Stored dataset items
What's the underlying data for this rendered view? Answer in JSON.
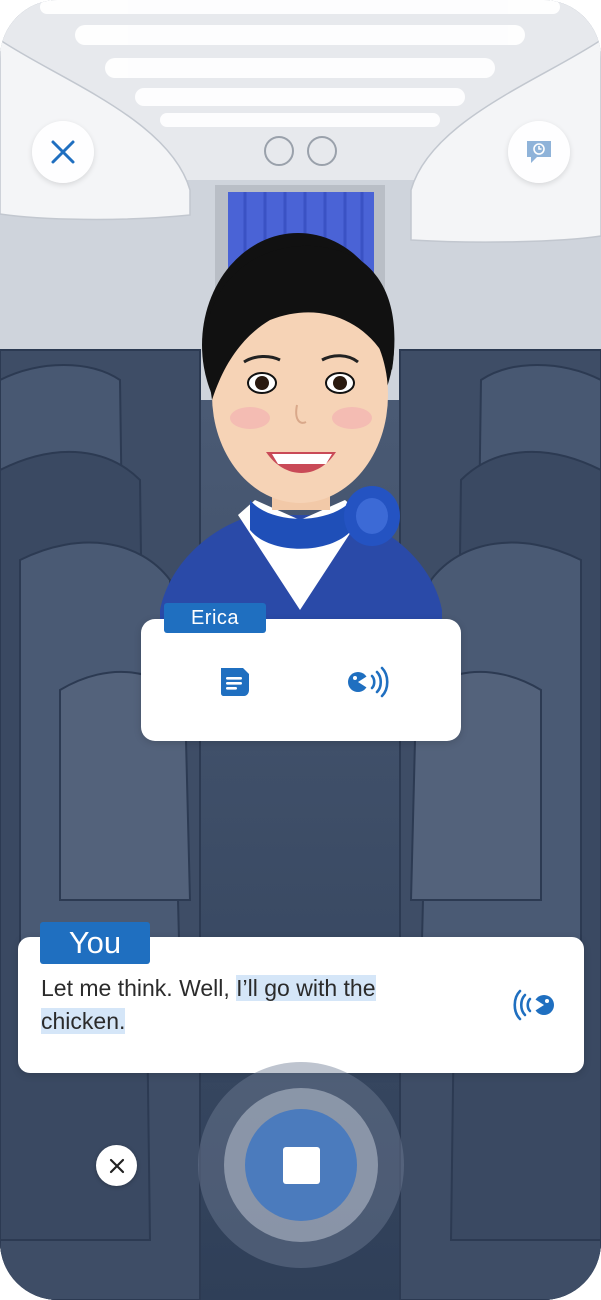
{
  "npc": {
    "name": "Erica",
    "icons": {
      "transcript": "message-text-icon",
      "audio": "speaker-play-icon"
    }
  },
  "user": {
    "tag": "You",
    "message_plain": "Let me think. Well, ",
    "message_highlight_1": "I’ll go with the",
    "message_highlight_2": "chicken.",
    "icons": {
      "audio": "speaker-play-icon"
    }
  },
  "controls": {
    "close_icon": "close-icon",
    "history_icon": "chat-history-icon",
    "cancel_icon": "cancel-x-icon",
    "record_icon": "stop-icon"
  },
  "colors": {
    "accent": "#1f6fc0",
    "record_button": "#4b7bbd",
    "highlight": "#d5e6f8",
    "seat_navy": "#33435c"
  }
}
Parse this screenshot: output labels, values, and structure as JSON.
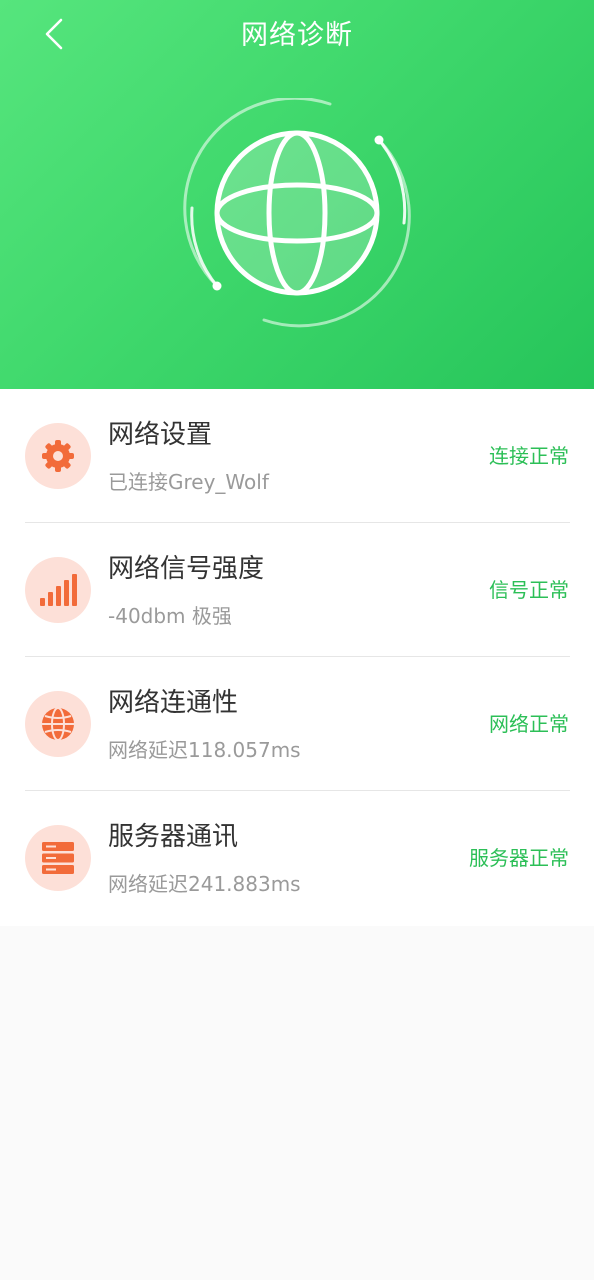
{
  "header": {
    "title": "网络诊断",
    "back_icon": "chevron-left-icon",
    "globe_icon": "globe-icon"
  },
  "colors": {
    "accent": "#2cbf57",
    "header_gradient_start": "#56e57d",
    "header_gradient_end": "#26c55a",
    "icon_bg": "#fde0d8",
    "icon_fg": "#f26b3a"
  },
  "diagnostics": [
    {
      "icon": "gear-icon",
      "title": "网络设置",
      "subtitle": "已连接Grey_Wolf",
      "status": "连接正常"
    },
    {
      "icon": "signal-bars-icon",
      "title": "网络信号强度",
      "subtitle": "-40dbm 极强",
      "status": "信号正常"
    },
    {
      "icon": "globe-icon",
      "title": "网络连通性",
      "subtitle": "网络延迟118.057ms",
      "status": "网络正常"
    },
    {
      "icon": "server-icon",
      "title": "服务器通讯",
      "subtitle": "网络延迟241.883ms",
      "status": "服务器正常"
    }
  ]
}
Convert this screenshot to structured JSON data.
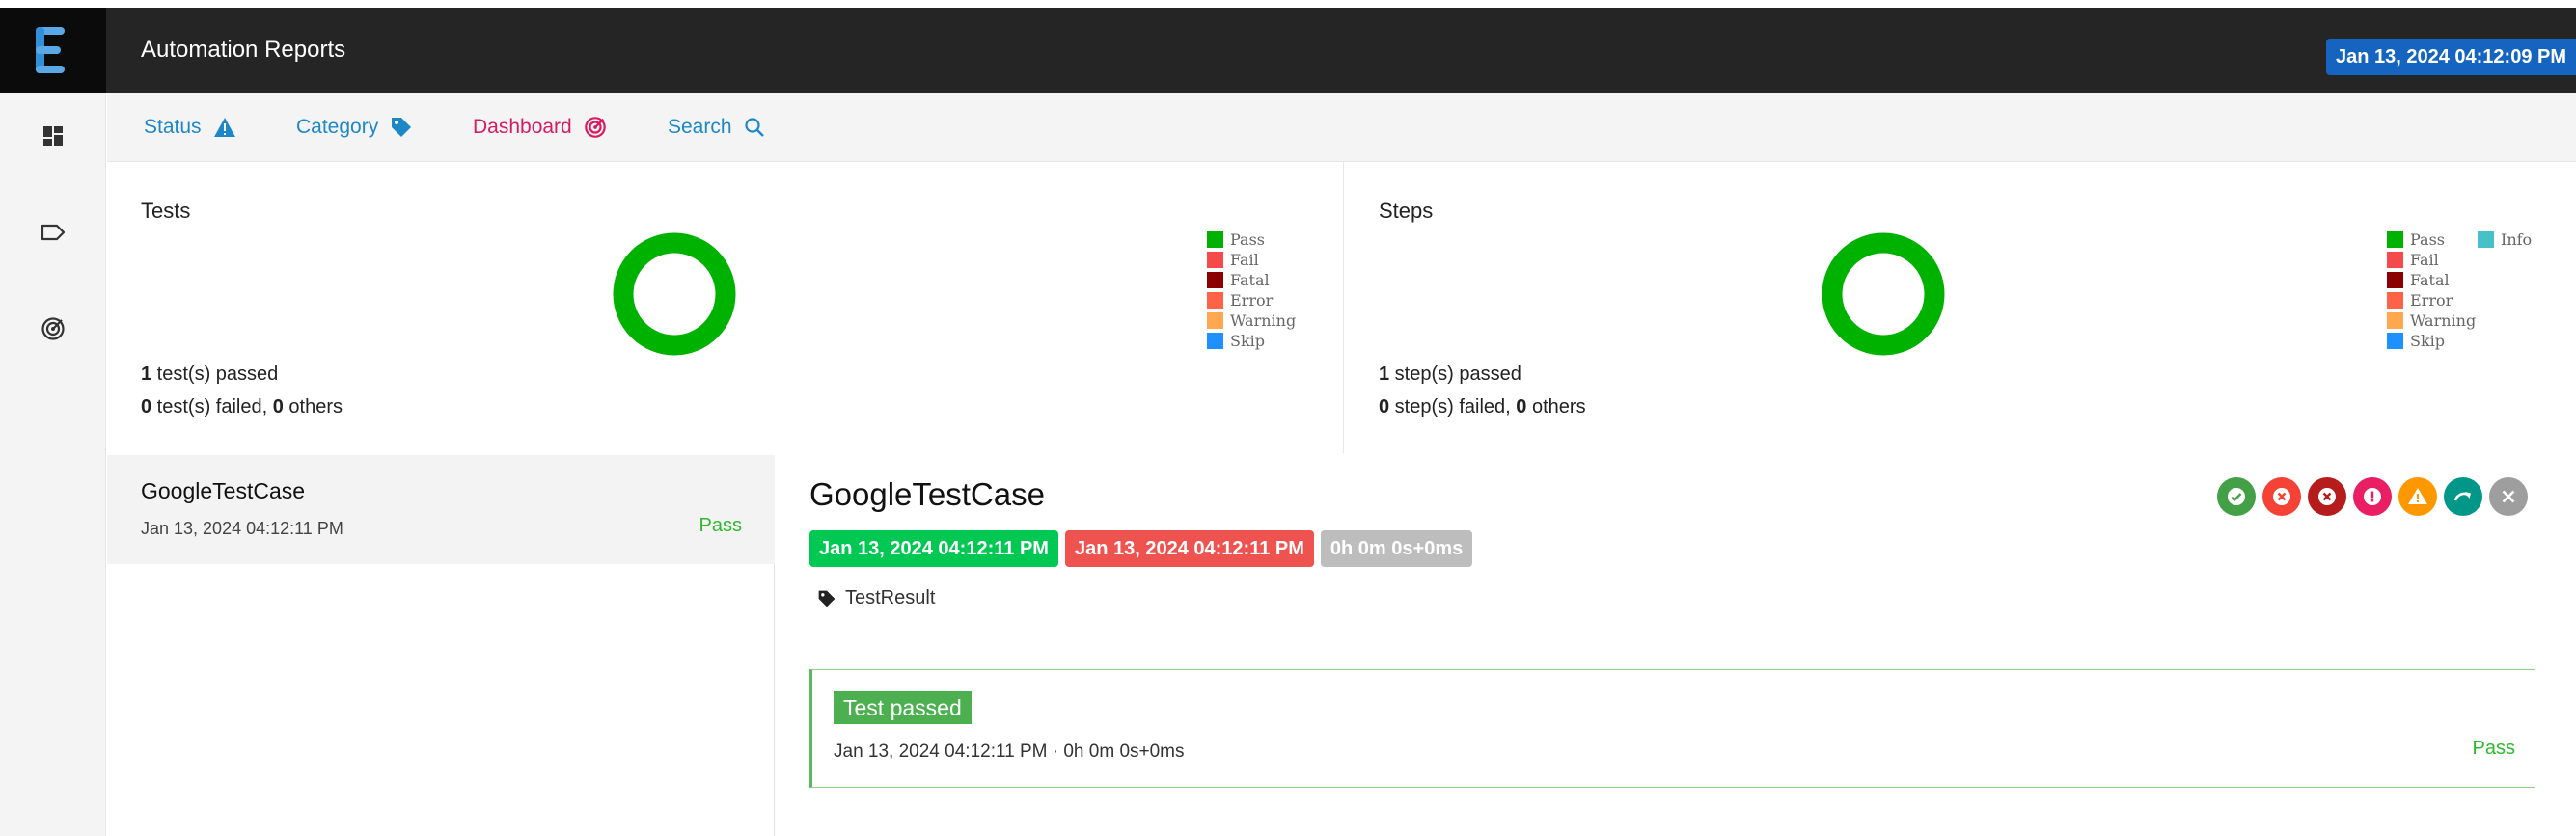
{
  "header": {
    "title": "Automation Reports",
    "timestamp": "Jan 13, 2024 04:12:09 PM",
    "accent_color": "#1565c0"
  },
  "sidebar": {
    "items": [
      {
        "icon": "dashboard-icon"
      },
      {
        "icon": "tag-outline-icon"
      },
      {
        "icon": "target-icon"
      }
    ]
  },
  "nav": {
    "items": [
      {
        "label": "Status",
        "icon": "warning-icon"
      },
      {
        "label": "Category",
        "icon": "tag-icon"
      },
      {
        "label": "Dashboard",
        "icon": "target-icon"
      },
      {
        "label": "Search",
        "icon": "search-icon"
      }
    ]
  },
  "tests_card": {
    "title": "Tests",
    "passed_count": "1",
    "passed_text": " test(s) passed",
    "failed_count": "0",
    "failed_text": " test(s) failed, ",
    "others_count": "0",
    "others_text": " others",
    "legend": [
      "Pass",
      "Fail",
      "Fatal",
      "Error",
      "Warning",
      "Skip"
    ]
  },
  "steps_card": {
    "title": "Steps",
    "passed_count": "1",
    "passed_text": " step(s) passed",
    "failed_count": "0",
    "failed_text": " step(s) failed, ",
    "others_count": "0",
    "others_text": " others",
    "legend": [
      "Pass",
      "Fail",
      "Fatal",
      "Error",
      "Warning",
      "Skip"
    ],
    "legend_extra": "Info"
  },
  "legend_colors": {
    "Pass": "#00b200",
    "Fail": "#f44a4a",
    "Fatal": "#8b0000",
    "Error": "#ff6347",
    "Warning": "#ffa850",
    "Skip": "#1e90ff",
    "Info": "#47c1c8"
  },
  "test_list": [
    {
      "name": "GoogleTestCase",
      "time": "Jan 13, 2024 04:12:11 PM",
      "status": "Pass"
    }
  ],
  "detail": {
    "title": "GoogleTestCase",
    "start_time": "Jan 13, 2024 04:12:11 PM",
    "end_time": "Jan 13, 2024 04:12:11 PM",
    "duration": "0h 0m 0s+0ms",
    "tag": "TestResult",
    "log": {
      "label": "Test passed",
      "time": "Jan 13, 2024 04:12:11 PM · 0h 0m 0s+0ms",
      "status": "Pass"
    },
    "filter_icons": [
      "pass-filter-icon",
      "fail-filter-icon",
      "fatal-filter-icon",
      "error-filter-icon",
      "warning-filter-icon",
      "skip-filter-icon",
      "clear-filter-icon"
    ]
  }
}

■ WHAT THE EXERCISE ASKS ■
All the lines above are to be given again exactly as they read, with the pictures removed.

■ RESULT FOR THIS TASK ■
What's the underlying data for this rendered view? Answer in JSON.
{
  "npc": {
    "name": "Erica",
    "icons": {
      "transcript": "message-text-icon",
      "audio": "speaker-play-icon"
    }
  },
  "user": {
    "tag": "You",
    "message_plain": "Let me think. Well, ",
    "message_highlight_1": "I’ll go with the",
    "message_highlight_2": "chicken.",
    "icons": {
      "audio": "speaker-play-icon"
    }
  },
  "controls": {
    "close_icon": "close-icon",
    "history_icon": "chat-history-icon",
    "cancel_icon": "cancel-x-icon",
    "record_icon": "stop-icon"
  },
  "colors": {
    "accent": "#1f6fc0",
    "record_button": "#4b7bbd",
    "highlight": "#d5e6f8",
    "seat_navy": "#33435c"
  }
}
Parse this screenshot: output labels, values, and structure as JSON.
{
  "header": {
    "title": "网络诊断",
    "back_icon": "chevron-left-icon",
    "globe_icon": "globe-icon"
  },
  "colors": {
    "accent": "#2cbf57",
    "header_gradient_start": "#56e57d",
    "header_gradient_end": "#26c55a",
    "icon_bg": "#fde0d8",
    "icon_fg": "#f26b3a"
  },
  "diagnostics": [
    {
      "icon": "gear-icon",
      "title": "网络设置",
      "subtitle": "已连接Grey_Wolf",
      "status": "连接正常"
    },
    {
      "icon": "signal-bars-icon",
      "title": "网络信号强度",
      "subtitle": "-40dbm 极强",
      "status": "信号正常"
    },
    {
      "icon": "globe-icon",
      "title": "网络连通性",
      "subtitle": "网络延迟118.057ms",
      "status": "网络正常"
    },
    {
      "icon": "server-icon",
      "title": "服务器通讯",
      "subtitle": "网络延迟241.883ms",
      "status": "服务器正常"
    }
  ]
}
Convert this screenshot to structured JSON data.
{
  "header": {
    "title": "Automation Reports",
    "timestamp": "Jan 13, 2024 04:12:09 PM",
    "accent_color": "#1565c0"
  },
  "sidebar": {
    "items": [
      {
        "icon": "dashboard-icon"
      },
      {
        "icon": "tag-outline-icon"
      },
      {
        "icon": "target-icon"
      }
    ]
  },
  "nav": {
    "items": [
      {
        "label": "Status",
        "icon": "warning-icon"
      },
      {
        "label": "Category",
        "icon": "tag-icon"
      },
      {
        "label": "Dashboard",
        "icon": "target-icon"
      },
      {
        "label": "Search",
        "icon": "search-icon"
      }
    ]
  },
  "tests_card": {
    "title": "Tests",
    "passed_count": "1",
    "passed_text": " test(s) passed",
    "failed_count": "0",
    "failed_text": " test(s) failed, ",
    "others_count": "0",
    "others_text": " others",
    "legend": [
      "Pass",
      "Fail",
      "Fatal",
      "Error",
      "Warning",
      "Skip"
    ]
  },
  "steps_card": {
    "title": "Steps",
    "passed_count": "1",
    "passed_text": " step(s) passed",
    "failed_count": "0",
    "failed_text": " step(s) failed, ",
    "others_count": "0",
    "others_text": " others",
    "legend": [
      "Pass",
      "Fail",
      "Fatal",
      "Error",
      "Warning",
      "Skip"
    ],
    "legend_extra": "Info"
  },
  "legend_colors": {
    "Pass": "#00b200",
    "Fail": "#f44a4a",
    "Fatal": "#8b0000",
    "Error": "#ff6347",
    "Warning": "#ffa850",
    "Skip": "#1e90ff",
    "Info": "#47c1c8"
  },
  "test_list": [
    {
      "name": "GoogleTestCase",
      "time": "Jan 13, 2024 04:12:11 PM",
      "status": "Pass"
    }
  ],
  "detail": {
    "title": "GoogleTestCase",
    "start_time": "Jan 13, 2024 04:12:11 PM",
    "end_time": "Jan 13, 2024 04:12:11 PM",
    "duration": "0h 0m 0s+0ms",
    "tag": "TestResult",
    "log": {
      "label": "Test passed",
      "time": "Jan 13, 2024 04:12:11 PM · 0h 0m 0s+0ms",
      "status": "Pass"
    },
    "filter_icons": [
      "pass-filter-icon",
      "fail-filter-icon",
      "fatal-filter-icon",
      "error-filter-icon",
      "warning-filter-icon",
      "skip-filter-icon",
      "clear-filter-icon"
    ]
  }
}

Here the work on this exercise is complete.